*SOURCE EXTRACT*
....................

Genistein Inhibits Aβ25–35-Induced Neuronal Death with Changes in the Electrophysiological Properties of Voltage-Gated Sodium and Potassium Channels

We established a model of Alzheimer’s disease in vitro by exposing primary hippocampal neurons of neonatal Wistar rats to the β-Amyloid peptide fragment 25–35, Aβ25–35. We then observed the effects of genistein, a type of soybean isoflavone, on Aβ25–35-incubated hippocampal neuron viability, and the electrophysiological properties of voltage-gated sodium channels (NaV) and potassium channels (KV) in the hippocampal neurons. Aβ25–35 exposure reduced the viability of hippocampal neurons, decreased the peak amplitude of voltage-activated sodium channel currents (INa), and significantly reduced INa at different membrane potentials. Moreover, Aβ25–35 shifted the activation curve toward depolarization, shifted the inactivation curve toward hyperpolarization, and increased the time constant of recovery from inactivation. Aβ25–35 exposure significantly shifted the inactivation curve of transient outward K+ currents (IA) toward hyperpolarization and increased its time constant of recovery from inactivation. In addition, Aβ25–35 significantly decreased the peak density of outward-delayed rectifier potassium channel currents (IDR) and significantly reduced IDR value at different membrane potentials. We found that genistein partially reversed the decrease in hippocampal neuron viability, and the alterations in electrophysiological properties of NaV and KV induced by Aβ25–35. Our results suggest that genistein could inhibit Aβ25–35-induced neuronal damage with changes in the electrophysiological properties of NaV and KV.

....................

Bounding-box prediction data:
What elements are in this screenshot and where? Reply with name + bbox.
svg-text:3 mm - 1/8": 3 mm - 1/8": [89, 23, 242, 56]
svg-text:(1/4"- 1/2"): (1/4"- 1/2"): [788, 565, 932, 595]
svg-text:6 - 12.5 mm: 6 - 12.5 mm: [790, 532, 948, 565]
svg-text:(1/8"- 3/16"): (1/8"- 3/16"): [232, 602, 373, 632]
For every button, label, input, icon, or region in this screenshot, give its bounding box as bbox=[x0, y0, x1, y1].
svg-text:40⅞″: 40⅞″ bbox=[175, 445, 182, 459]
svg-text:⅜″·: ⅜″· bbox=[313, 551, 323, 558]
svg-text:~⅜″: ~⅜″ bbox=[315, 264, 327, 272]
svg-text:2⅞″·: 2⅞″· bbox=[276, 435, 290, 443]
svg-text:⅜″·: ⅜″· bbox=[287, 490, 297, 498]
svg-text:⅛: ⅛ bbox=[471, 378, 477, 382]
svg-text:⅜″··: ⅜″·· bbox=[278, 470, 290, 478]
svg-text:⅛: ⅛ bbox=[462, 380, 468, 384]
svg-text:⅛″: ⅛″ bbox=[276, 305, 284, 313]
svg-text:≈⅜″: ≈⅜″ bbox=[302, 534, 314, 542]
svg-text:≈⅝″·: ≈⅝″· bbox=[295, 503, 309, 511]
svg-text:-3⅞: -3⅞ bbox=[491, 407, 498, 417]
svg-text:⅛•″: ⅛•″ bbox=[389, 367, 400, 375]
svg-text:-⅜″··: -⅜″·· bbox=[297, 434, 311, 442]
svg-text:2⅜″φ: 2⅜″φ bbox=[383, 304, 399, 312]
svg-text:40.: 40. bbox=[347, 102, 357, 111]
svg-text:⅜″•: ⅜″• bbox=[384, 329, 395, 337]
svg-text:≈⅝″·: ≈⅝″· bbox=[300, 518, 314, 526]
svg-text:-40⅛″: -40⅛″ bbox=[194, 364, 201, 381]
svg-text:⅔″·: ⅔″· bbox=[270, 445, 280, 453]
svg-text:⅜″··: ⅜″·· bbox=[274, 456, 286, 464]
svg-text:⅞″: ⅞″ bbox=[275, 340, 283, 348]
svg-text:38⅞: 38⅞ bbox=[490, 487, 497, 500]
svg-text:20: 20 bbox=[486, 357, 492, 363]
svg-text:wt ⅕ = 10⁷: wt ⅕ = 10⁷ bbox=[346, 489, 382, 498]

....................

*WHAT THE EXERCISE ASKS*
Copy out the full text above on genistein and Aβ25–35-induced neuronal death, word for word, with its title.

*ANSWER FOR THE TASK*
Genistein Inhibits Aβ25–35-Induced Neuronal Death with Changes in the Electrophysiological Properties of Voltage-Gated Sodium and Potassium Channels

We established a model of Alzheimer’s disease in vitro by exposing primary hippocampal neurons of neonatal Wistar rats to the β-Amyloid peptide fragment 25–35, Aβ25–35. We then observed the effects of genistein, a type of soybean isoflavone, on Aβ25–35-incubated hippocampal neuron viability, and the electrophysiological properties of voltage-gated sodium channels (NaV) and potassium channels (KV) in the hippocampal neurons. Aβ25–35 exposure reduced the viability of hippocampal neurons, decreased the peak amplitude of voltage-activated sodium channel currents (INa), and significantly reduced INa at different membrane potentials. Moreover, Aβ25–35 shifted the activation curve toward depolarization, shifted the inactivation curve toward hyperpolarization, and increased the time constant of recovery from inactivation. Aβ25–35 exposure significantly shifted the inactivation curve of transient outward K+ currents (IA) toward hyperpolarization and increased its time constant of recovery from inactivation. In addition, Aβ25–35 significantly decreased the peak density of outward-delayed rectifier potassium channel currents (IDR) and significantly reduced IDR value at different membrane potentials. We found that genistein partially reversed the decrease in hippocampal neuron viability, and the alterations in electrophysiological properties of NaV and KV induced by Aβ25–35. Our results suggest that genistein could inhibit Aβ25–35-induced neuronal damage with changes in the electrophysiological properties of NaV and KV.